[Set task] Please give the listing again, word for word, with nothing left out.

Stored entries

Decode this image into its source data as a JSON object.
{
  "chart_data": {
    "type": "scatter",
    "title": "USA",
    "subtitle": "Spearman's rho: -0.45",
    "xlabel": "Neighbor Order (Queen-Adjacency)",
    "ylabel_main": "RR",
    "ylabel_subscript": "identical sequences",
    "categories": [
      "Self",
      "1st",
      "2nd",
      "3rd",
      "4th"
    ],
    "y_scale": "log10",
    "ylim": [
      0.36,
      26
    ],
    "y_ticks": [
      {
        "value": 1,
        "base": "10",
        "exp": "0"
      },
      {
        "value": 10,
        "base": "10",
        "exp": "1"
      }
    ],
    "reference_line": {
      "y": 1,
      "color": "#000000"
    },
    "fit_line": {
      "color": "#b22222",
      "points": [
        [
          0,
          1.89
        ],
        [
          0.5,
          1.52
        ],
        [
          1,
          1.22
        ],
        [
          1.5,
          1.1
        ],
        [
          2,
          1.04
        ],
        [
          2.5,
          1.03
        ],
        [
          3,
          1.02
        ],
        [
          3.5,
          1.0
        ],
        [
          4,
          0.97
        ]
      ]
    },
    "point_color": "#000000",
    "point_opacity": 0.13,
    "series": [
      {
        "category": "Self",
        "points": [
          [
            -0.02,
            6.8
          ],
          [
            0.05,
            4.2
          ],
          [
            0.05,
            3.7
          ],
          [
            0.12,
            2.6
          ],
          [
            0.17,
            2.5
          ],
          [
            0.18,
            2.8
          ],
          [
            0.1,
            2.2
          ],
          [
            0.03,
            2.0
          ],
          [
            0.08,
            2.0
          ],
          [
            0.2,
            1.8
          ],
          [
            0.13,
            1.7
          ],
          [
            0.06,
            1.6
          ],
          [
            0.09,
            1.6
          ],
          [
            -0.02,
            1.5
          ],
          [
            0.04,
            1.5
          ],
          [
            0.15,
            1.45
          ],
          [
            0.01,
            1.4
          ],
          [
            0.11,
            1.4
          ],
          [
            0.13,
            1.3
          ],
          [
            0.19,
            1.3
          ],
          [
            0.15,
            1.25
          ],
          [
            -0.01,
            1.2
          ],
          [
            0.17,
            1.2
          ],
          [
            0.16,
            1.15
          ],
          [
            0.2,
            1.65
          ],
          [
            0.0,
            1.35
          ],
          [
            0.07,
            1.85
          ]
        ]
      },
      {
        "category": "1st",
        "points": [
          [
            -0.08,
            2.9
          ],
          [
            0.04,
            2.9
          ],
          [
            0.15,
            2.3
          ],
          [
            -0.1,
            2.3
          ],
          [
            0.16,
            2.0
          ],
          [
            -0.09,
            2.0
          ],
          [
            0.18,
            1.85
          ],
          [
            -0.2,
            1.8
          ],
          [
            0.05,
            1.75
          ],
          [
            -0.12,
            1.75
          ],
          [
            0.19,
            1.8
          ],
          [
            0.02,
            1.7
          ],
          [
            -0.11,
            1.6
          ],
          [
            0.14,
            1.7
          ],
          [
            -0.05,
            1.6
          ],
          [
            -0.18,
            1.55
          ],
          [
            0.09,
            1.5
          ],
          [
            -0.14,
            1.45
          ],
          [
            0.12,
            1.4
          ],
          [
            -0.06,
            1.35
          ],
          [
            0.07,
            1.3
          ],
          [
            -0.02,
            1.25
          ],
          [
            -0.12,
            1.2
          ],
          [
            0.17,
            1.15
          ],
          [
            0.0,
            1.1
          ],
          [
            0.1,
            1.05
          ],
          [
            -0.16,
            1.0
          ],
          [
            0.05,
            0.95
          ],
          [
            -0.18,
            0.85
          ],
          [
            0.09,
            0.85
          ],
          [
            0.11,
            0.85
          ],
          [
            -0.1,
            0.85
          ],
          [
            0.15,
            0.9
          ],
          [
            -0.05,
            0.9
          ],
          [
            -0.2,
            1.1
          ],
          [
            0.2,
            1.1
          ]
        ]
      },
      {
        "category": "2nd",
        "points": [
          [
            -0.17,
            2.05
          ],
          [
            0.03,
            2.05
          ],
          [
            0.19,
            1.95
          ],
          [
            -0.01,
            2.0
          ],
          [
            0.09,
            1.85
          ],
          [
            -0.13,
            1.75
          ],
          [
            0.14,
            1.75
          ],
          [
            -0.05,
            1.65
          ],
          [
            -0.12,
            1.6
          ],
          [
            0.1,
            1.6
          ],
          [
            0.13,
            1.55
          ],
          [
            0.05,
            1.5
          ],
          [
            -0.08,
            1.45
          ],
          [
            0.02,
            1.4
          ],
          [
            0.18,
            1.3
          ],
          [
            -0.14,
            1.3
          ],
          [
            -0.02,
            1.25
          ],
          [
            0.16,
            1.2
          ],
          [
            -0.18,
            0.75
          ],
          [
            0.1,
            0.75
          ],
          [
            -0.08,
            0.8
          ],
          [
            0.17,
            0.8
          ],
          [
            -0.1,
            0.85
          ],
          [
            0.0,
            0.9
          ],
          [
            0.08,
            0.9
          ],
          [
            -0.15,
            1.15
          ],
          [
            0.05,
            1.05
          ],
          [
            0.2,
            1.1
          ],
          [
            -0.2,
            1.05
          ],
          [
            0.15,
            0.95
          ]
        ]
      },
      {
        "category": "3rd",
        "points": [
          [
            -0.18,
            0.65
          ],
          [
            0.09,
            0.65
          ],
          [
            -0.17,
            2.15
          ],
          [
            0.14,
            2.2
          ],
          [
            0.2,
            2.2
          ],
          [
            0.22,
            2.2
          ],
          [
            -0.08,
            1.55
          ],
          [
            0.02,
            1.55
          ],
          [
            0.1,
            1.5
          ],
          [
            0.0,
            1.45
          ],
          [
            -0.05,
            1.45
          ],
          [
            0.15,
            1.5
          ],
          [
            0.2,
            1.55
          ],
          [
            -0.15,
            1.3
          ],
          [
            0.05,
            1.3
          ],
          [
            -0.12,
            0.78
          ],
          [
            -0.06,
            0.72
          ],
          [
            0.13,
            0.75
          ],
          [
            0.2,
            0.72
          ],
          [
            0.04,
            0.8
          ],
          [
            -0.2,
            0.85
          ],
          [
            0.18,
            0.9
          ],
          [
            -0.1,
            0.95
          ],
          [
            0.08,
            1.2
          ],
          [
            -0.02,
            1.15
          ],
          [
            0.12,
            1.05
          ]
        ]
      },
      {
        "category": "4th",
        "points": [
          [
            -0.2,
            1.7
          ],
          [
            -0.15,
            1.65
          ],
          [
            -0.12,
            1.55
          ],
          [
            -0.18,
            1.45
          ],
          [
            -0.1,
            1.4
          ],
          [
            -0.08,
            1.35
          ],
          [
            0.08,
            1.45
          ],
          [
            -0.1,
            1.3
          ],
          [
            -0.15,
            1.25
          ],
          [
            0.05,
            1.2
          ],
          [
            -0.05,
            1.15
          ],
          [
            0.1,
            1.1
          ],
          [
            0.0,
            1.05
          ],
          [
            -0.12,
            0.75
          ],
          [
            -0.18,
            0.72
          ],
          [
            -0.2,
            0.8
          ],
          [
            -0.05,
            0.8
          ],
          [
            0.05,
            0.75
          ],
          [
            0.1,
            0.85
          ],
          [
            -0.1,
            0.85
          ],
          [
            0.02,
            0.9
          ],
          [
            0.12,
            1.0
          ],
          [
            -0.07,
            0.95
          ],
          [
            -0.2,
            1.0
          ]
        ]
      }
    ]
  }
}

[Worked answer]
Decode this image into its source data as a JSON object.
{
  "chart_data": {
    "type": "scatter",
    "title": "USA",
    "subtitle": "Spearman's rho: -0.45",
    "xlabel": "Neighbor Order (Queen-Adjacency)",
    "ylabel_main": "RR",
    "ylabel_subscript": "identical sequences",
    "categories": [
      "Self",
      "1st",
      "2nd",
      "3rd",
      "4th"
    ],
    "y_scale": "log10",
    "ylim": [
      0.36,
      26
    ],
    "y_ticks": [
      {
        "value": 1,
        "base": "10",
        "exp": "0"
      },
      {
        "value": 10,
        "base": "10",
        "exp": "1"
      }
    ],
    "reference_line": {
      "y": 1,
      "color": "#000000"
    },
    "fit_line": {
      "color": "#b22222",
      "points": [
        [
          0,
          1.89
        ],
        [
          0.5,
          1.52
        ],
        [
          1,
          1.22
        ],
        [
          1.5,
          1.1
        ],
        [
          2,
          1.04
        ],
        [
          2.5,
          1.03
        ],
        [
          3,
          1.02
        ],
        [
          3.5,
          1.0
        ],
        [
          4,
          0.97
        ]
      ]
    },
    "point_color": "#000000",
    "point_opacity": 0.13,
    "series": [
      {
        "category": "Self",
        "points": [
          [
            -0.02,
            6.8
          ],
          [
            0.05,
            4.2
          ],
          [
            0.05,
            3.7
          ],
          [
            0.12,
            2.6
          ],
          [
            0.17,
            2.5
          ],
          [
            0.18,
            2.8
          ],
          [
            0.1,
            2.2
          ],
          [
            0.03,
            2.0
          ],
          [
            0.08,
            2.0
          ],
          [
            0.2,
            1.8
          ],
          [
            0.13,
            1.7
          ],
          [
            0.06,
            1.6
          ],
          [
            0.09,
            1.6
          ],
          [
            -0.02,
            1.5
          ],
          [
            0.04,
            1.5
          ],
          [
            0.15,
            1.45
          ],
          [
            0.01,
            1.4
          ],
          [
            0.11,
            1.4
          ],
          [
            0.13,
            1.3
          ],
          [
            0.19,
            1.3
          ],
          [
            0.15,
            1.25
          ],
          [
            -0.01,
            1.2
          ],
          [
            0.17,
            1.2
          ],
          [
            0.16,
            1.15
          ],
          [
            0.2,
            1.65
          ],
          [
            0.0,
            1.35
          ],
          [
            0.07,
            1.85
          ]
        ]
      },
      {
        "category": "1st",
        "points": [
          [
            -0.08,
            2.9
          ],
          [
            0.04,
            2.9
          ],
          [
            0.15,
            2.3
          ],
          [
            -0.1,
            2.3
          ],
          [
            0.16,
            2.0
          ],
          [
            -0.09,
            2.0
          ],
          [
            0.18,
            1.85
          ],
          [
            -0.2,
            1.8
          ],
          [
            0.05,
            1.75
          ],
          [
            -0.12,
            1.75
          ],
          [
            0.19,
            1.8
          ],
          [
            0.02,
            1.7
          ],
          [
            -0.11,
            1.6
          ],
          [
            0.14,
            1.7
          ],
          [
            -0.05,
            1.6
          ],
          [
            -0.18,
            1.55
          ],
          [
            0.09,
            1.5
          ],
          [
            -0.14,
            1.45
          ],
          [
            0.12,
            1.4
          ],
          [
            -0.06,
            1.35
          ],
          [
            0.07,
            1.3
          ],
          [
            -0.02,
            1.25
          ],
          [
            -0.12,
            1.2
          ],
          [
            0.17,
            1.15
          ],
          [
            0.0,
            1.1
          ],
          [
            0.1,
            1.05
          ],
          [
            -0.16,
            1.0
          ],
          [
            0.05,
            0.95
          ],
          [
            -0.18,
            0.85
          ],
          [
            0.09,
            0.85
          ],
          [
            0.11,
            0.85
          ],
          [
            -0.1,
            0.85
          ],
          [
            0.15,
            0.9
          ],
          [
            -0.05,
            0.9
          ],
          [
            -0.2,
            1.1
          ],
          [
            0.2,
            1.1
          ]
        ]
      },
      {
        "category": "2nd",
        "points": [
          [
            -0.17,
            2.05
          ],
          [
            0.03,
            2.05
          ],
          [
            0.19,
            1.95
          ],
          [
            -0.01,
            2.0
          ],
          [
            0.09,
            1.85
          ],
          [
            -0.13,
            1.75
          ],
          [
            0.14,
            1.75
          ],
          [
            -0.05,
            1.65
          ],
          [
            -0.12,
            1.6
          ],
          [
            0.1,
            1.6
          ],
          [
            0.13,
            1.55
          ],
          [
            0.05,
            1.5
          ],
          [
            -0.08,
            1.45
          ],
          [
            0.02,
            1.4
          ],
          [
            0.18,
            1.3
          ],
          [
            -0.14,
            1.3
          ],
          [
            -0.02,
            1.25
          ],
          [
            0.16,
            1.2
          ],
          [
            -0.18,
            0.75
          ],
          [
            0.1,
            0.75
          ],
          [
            -0.08,
            0.8
          ],
          [
            0.17,
            0.8
          ],
          [
            -0.1,
            0.85
          ],
          [
            0.0,
            0.9
          ],
          [
            0.08,
            0.9
          ],
          [
            -0.15,
            1.15
          ],
          [
            0.05,
            1.05
          ],
          [
            0.2,
            1.1
          ],
          [
            -0.2,
            1.05
          ],
          [
            0.15,
            0.95
          ]
        ]
      },
      {
        "category": "3rd",
        "points": [
          [
            -0.18,
            0.65
          ],
          [
            0.09,
            0.65
          ],
          [
            -0.17,
            2.15
          ],
          [
            0.14,
            2.2
          ],
          [
            0.2,
            2.2
          ],
          [
            0.22,
            2.2
          ],
          [
            -0.08,
            1.55
          ],
          [
            0.02,
            1.55
          ],
          [
            0.1,
            1.5
          ],
          [
            0.0,
            1.45
          ],
          [
            -0.05,
            1.45
          ],
          [
            0.15,
            1.5
          ],
          [
            0.2,
            1.55
          ],
          [
            -0.15,
            1.3
          ],
          [
            0.05,
            1.3
          ],
          [
            -0.12,
            0.78
          ],
          [
            -0.06,
            0.72
          ],
          [
            0.13,
            0.75
          ],
          [
            0.2,
            0.72
          ],
          [
            0.04,
            0.8
          ],
          [
            -0.2,
            0.85
          ],
          [
            0.18,
            0.9
          ],
          [
            -0.1,
            0.95
          ],
          [
            0.08,
            1.2
          ],
          [
            -0.02,
            1.15
          ],
          [
            0.12,
            1.05
          ]
        ]
      },
      {
        "category": "4th",
        "points": [
          [
            -0.2,
            1.7
          ],
          [
            -0.15,
            1.65
          ],
          [
            -0.12,
            1.55
          ],
          [
            -0.18,
            1.45
          ],
          [
            -0.1,
            1.4
          ],
          [
            -0.08,
            1.35
          ],
          [
            0.08,
            1.45
          ],
          [
            -0.1,
            1.3
          ],
          [
            -0.15,
            1.25
          ],
          [
            0.05,
            1.2
          ],
          [
            -0.05,
            1.15
          ],
          [
            0.1,
            1.1
          ],
          [
            0.0,
            1.05
          ],
          [
            -0.12,
            0.75
          ],
          [
            -0.18,
            0.72
          ],
          [
            -0.2,
            0.8
          ],
          [
            -0.05,
            0.8
          ],
          [
            0.05,
            0.75
          ],
          [
            0.1,
            0.85
          ],
          [
            -0.1,
            0.85
          ],
          [
            0.02,
            0.9
          ],
          [
            0.12,
            1.0
          ],
          [
            -0.07,
            0.95
          ],
          [
            -0.2,
            1.0
          ]
        ]
      }
    ]
  }
}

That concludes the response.